THE EXERCISE:
Each line that holds the word "သနစင" counts once. Give the total number of such lines and nothing else.

MATERIAL:
==*==
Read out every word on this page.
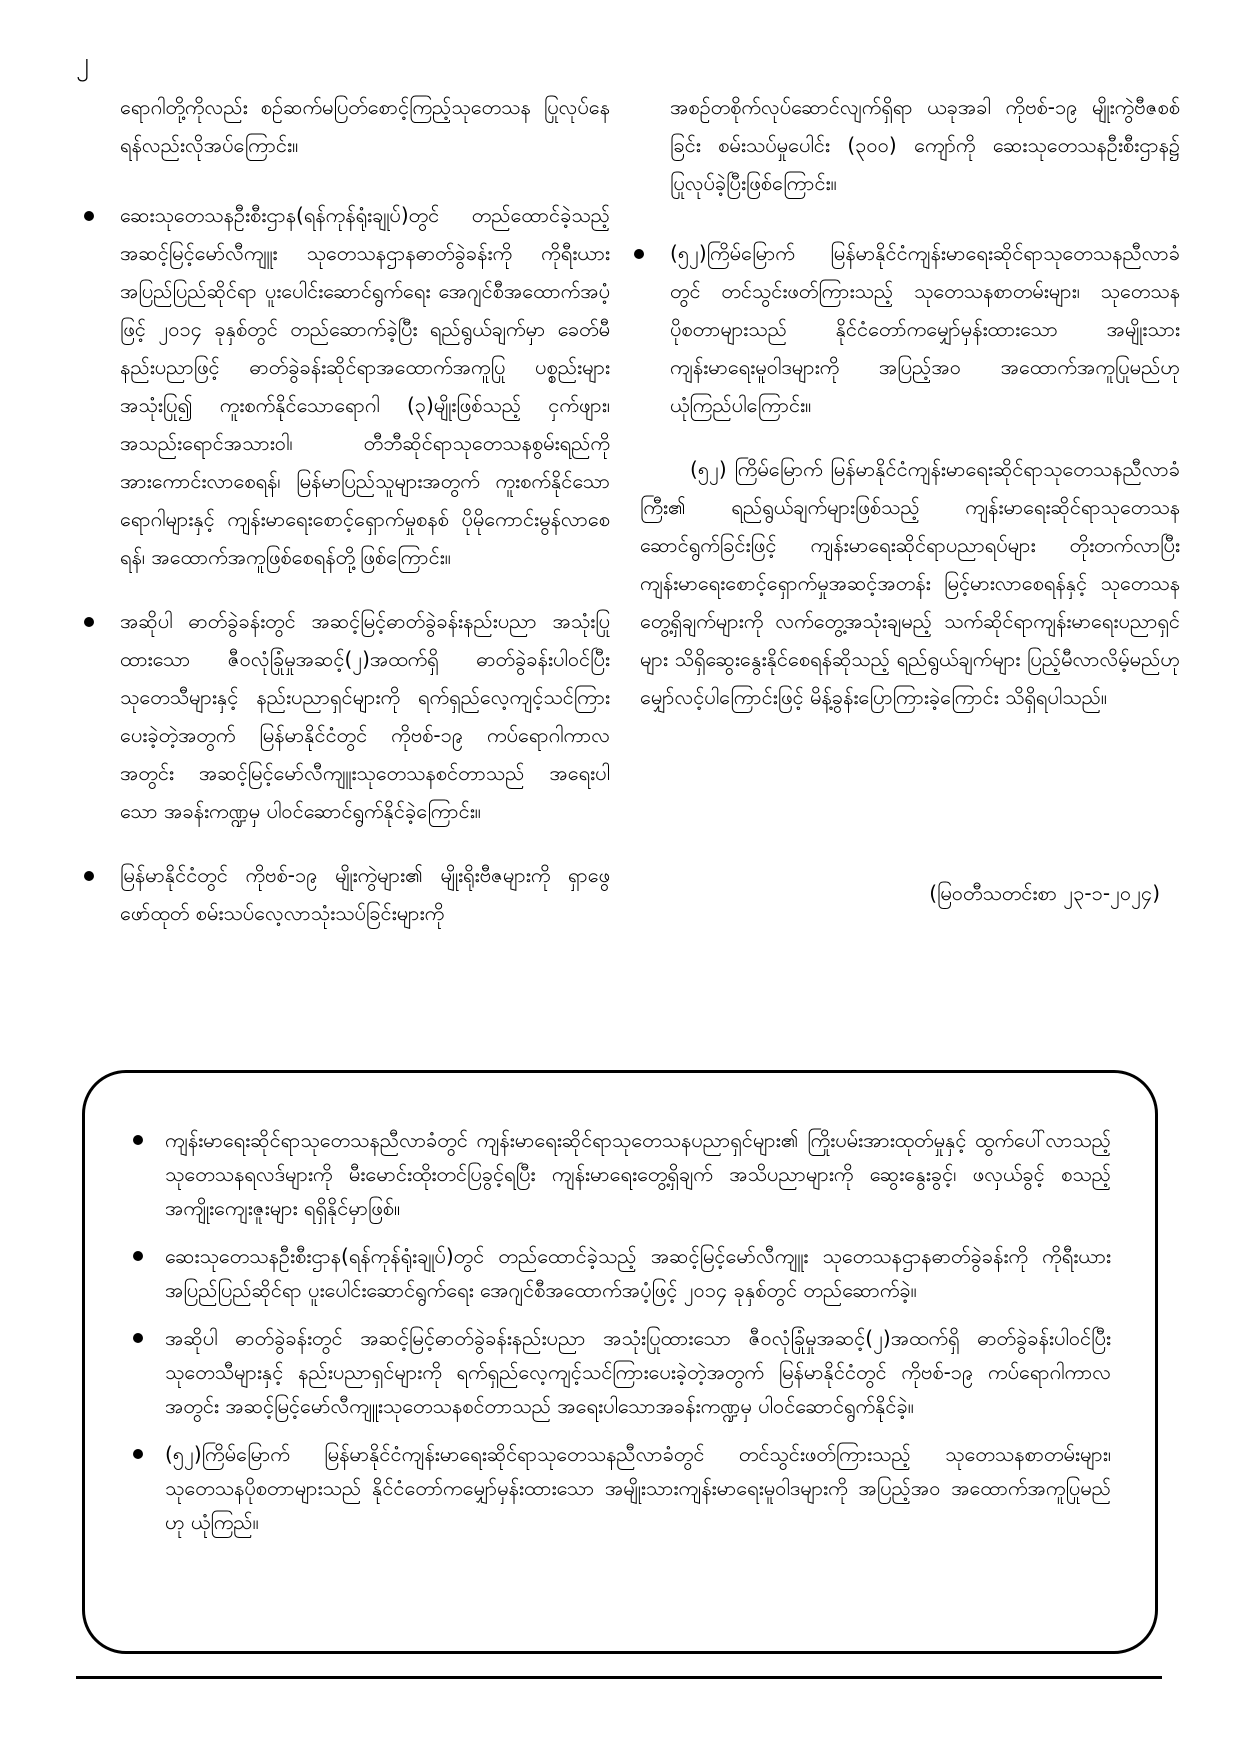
၂

ရောဂါတို့ကိုလည်း စဉ်ဆက်မပြတ်စောင့်ကြည့်သုတေသန ပြုလုပ်နေရန်လည်းလိုအပ်ကြောင်း။

ဆေးသုတေသနဦးစီးဌာန(ရန်ကုန်ရုံးချုပ်)တွင် တည်ထောင်ခဲ့သည့် အဆင့်မြင့်မော်လီကျူး သုတေသနဌာနဓာတ်ခွဲခန်းကို ကိုရီးယားအပြည်ပြည်ဆိုင်ရာ ပူးပေါင်းဆောင်ရွက်ရေး အေဂျင်စီအထောက်အပံ့ဖြင့် ၂၀၁၄ ခုနှစ်တွင် တည်ဆောက်ခဲ့ပြီး ရည်ရွယ်ချက်မှာ ခေတ်မီနည်းပညာဖြင့် ဓာတ်ခွဲခန်းဆိုင်ရာအထောက်အကူပြု ပစ္စည်းများအသုံးပြု၍ ကူးစက်နိုင်သောရောဂါ (၃)မျိုးဖြစ်သည့် ငှက်ဖျား၊ အသည်းရောင်အသားဝါ၊ တီဘီဆိုင်ရာသုတေသနစွမ်းရည်ကို အားကောင်းလာစေရန်၊ မြန်မာပြည်သူများအတွက် ကူးစက်နိုင်သောရောဂါများနှင့် ကျန်းမာရေးစောင့်ရှောက်မှုစနစ် ပိုမိုကောင်းမွန်လာစေရန်၊ အထောက်အကူဖြစ်စေရန်တို့ဖြစ်ကြောင်း။
အဆိုပါ ဓာတ်ခွဲခန်းတွင် အဆင့်မြင့်ဓာတ်ခွဲခန်းနည်းပညာ အသုံးပြုထားသော ဇီဝလုံခြုံမှုအဆင့်(၂)အထက်ရှိ ဓာတ်ခွဲခန်းပါဝင်ပြီး သုတေသီများနှင့် နည်းပညာရှင်များကို ရက်ရှည်လေ့ကျင့်သင်ကြားပေးခဲ့တဲ့အတွက် မြန်မာနိုင်ငံတွင် ကိုဗစ်-၁၉ ကပ်ရောဂါကာလအတွင်း အဆင့်မြင့်မော်လီကျူးသုတေသနစင်တာသည် အရေးပါသော အခန်းကဏ္ဍမှ ပါဝင်ဆောင်ရွက်နိုင်ခဲ့ကြောင်း။
မြန်မာနိုင်ငံတွင် ကိုဗစ်-၁၉ မျိုးကွဲများ၏ မျိုးရိုးဗီဇများကို ရှာဖွေဖော်ထုတ် စမ်းသပ်လေ့လာသုံးသပ်ခြင်းများကို

အစဉ်တစိုက်လုပ်ဆောင်လျက်ရှိရာ ယခုအခါ ကိုဗစ်-၁၉ မျိုးကွဲဗီဇစစ်ခြင်း စမ်းသပ်မှုပေါင်း (၃၀၀) ကျော်ကို ဆေးသုတေသနဦးစီးဌာန၌ ပြုလုပ်ခဲ့ပြီးဖြစ်ကြောင်း။

(၅၂)ကြိမ်မြောက် မြန်မာနိုင်ငံကျန်းမာရေးဆိုင်ရာသုတေသနညီလာခံတွင် တင်သွင်းဖတ်ကြားသည့် သုတေသနစာတမ်းများ၊ သုတေသနပိုစတာများသည် နိုင်ငံတော်ကမျှော်မှန်းထားသော အမျိုးသားကျန်းမာရေးမူဝါဒများကို အပြည့်အဝ အထောက်အကူပြုမည်ဟု ယုံကြည်ပါကြောင်း။

(၅၂) ကြိမ်မြောက် မြန်မာနိုင်ငံကျန်းမာရေးဆိုင်ရာသုတေသနညီလာခံကြီး၏ ရည်ရွယ်ချက်များဖြစ်သည့် ကျန်းမာရေးဆိုင်ရာသုတေသနဆောင်ရွက်ခြင်းဖြင့် ကျန်းမာရေးဆိုင်ရာပညာရပ်များ တိုးတက်လာပြီး ကျန်းမာရေးစောင့်ရှောက်မှုအဆင့်အတန်း မြင့်မားလာစေရန်နှင့် သုတေသနတွေ့ရှိချက်များကို လက်တွေ့အသုံးချမည့် သက်ဆိုင်ရာကျန်းမာရေးပညာရှင်များ သိရှိဆွေးနွေးနိုင်စေရန်ဆိုသည့် ရည်ရွယ်ချက်များ ပြည့်မီလာလိမ့်မည်ဟု မျှော်လင့်ပါကြောင်းဖြင့် မိန့်ခွန်းပြောကြားခဲ့ကြောင်း သိရှိရပါသည်။

(မြဝတီသတင်းစာ ၂၃-၁-၂၀၂၄)
ကျန်းမာရေးဆိုင်ရာသုတေသနညီလာခံတွင် ကျန်းမာရေးဆိုင်ရာသုတေသနပညာရှင်များ၏ ကြိုးပမ်းအားထုတ်မှုနှင့် ထွက်ပေါ်လာသည့် သုတေသနရလဒ်များကို မီးမောင်းထိုးတင်ပြခွင့်ရပြီး ကျန်းမာရေးတွေ့ရှိချက် အသိပညာများကို ဆွေးနွေးခွင့်၊ ဖလှယ်ခွင့် စသည့် အကျိုးကျေးဇူးများ ရရှိနိုင်မှာဖြစ်။
ဆေးသုတေသနဦးစီးဌာန(ရန်ကုန်ရုံးချုပ်)တွင် တည်ထောင်ခဲ့သည့် အဆင့်မြင့်မော်လီကျူး သုတေသနဌာနဓာတ်ခွဲခန်းကို ကိုရီးယားအပြည်ပြည်ဆိုင်ရာ ပူးပေါင်းဆောင်ရွက်ရေး အေဂျင်စီအထောက်အပံ့ဖြင့် ၂၀၁၄ ခုနှစ်တွင် တည်ဆောက်ခဲ့။
အဆိုပါ ဓာတ်ခွဲခန်းတွင် အဆင့်မြင့်ဓာတ်ခွဲခန်းနည်းပညာ အသုံးပြုထားသော ဇီဝလုံခြုံမှုအဆင့်(၂)အထက်ရှိ ဓာတ်ခွဲခန်းပါဝင်ပြီး သုတေသီများနှင့် နည်းပညာရှင်များကို ရက်ရှည်လေ့ကျင့်သင်ကြားပေးခဲ့တဲ့အတွက် မြန်မာနိုင်ငံတွင် ကိုဗစ်-၁၉ ကပ်ရောဂါကာလအတွင်း အဆင့်မြင့်မော်လီကျူးသုတေသနစင်တာသည် အရေးပါသောအခန်းကဏ္ဍမှ ပါဝင်ဆောင်ရွက်နိုင်ခဲ့။
(၅၂)ကြိမ်မြောက် မြန်မာနိုင်ငံကျန်းမာရေးဆိုင်ရာသုတေသနညီလာခံတွင် တင်သွင်းဖတ်ကြားသည့် သုတေသနစာတမ်းများ၊ သုတေသနပိုစတာများသည် နိုင်ငံတော်ကမျှော်မှန်းထားသော အမျိုးသားကျန်းမာရေးမူဝါဒများကို အပြည့်အဝ အထောက်အကူပြုမည်ဟု ယုံကြည်။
==*==
WRITTEN RESPONSE:
2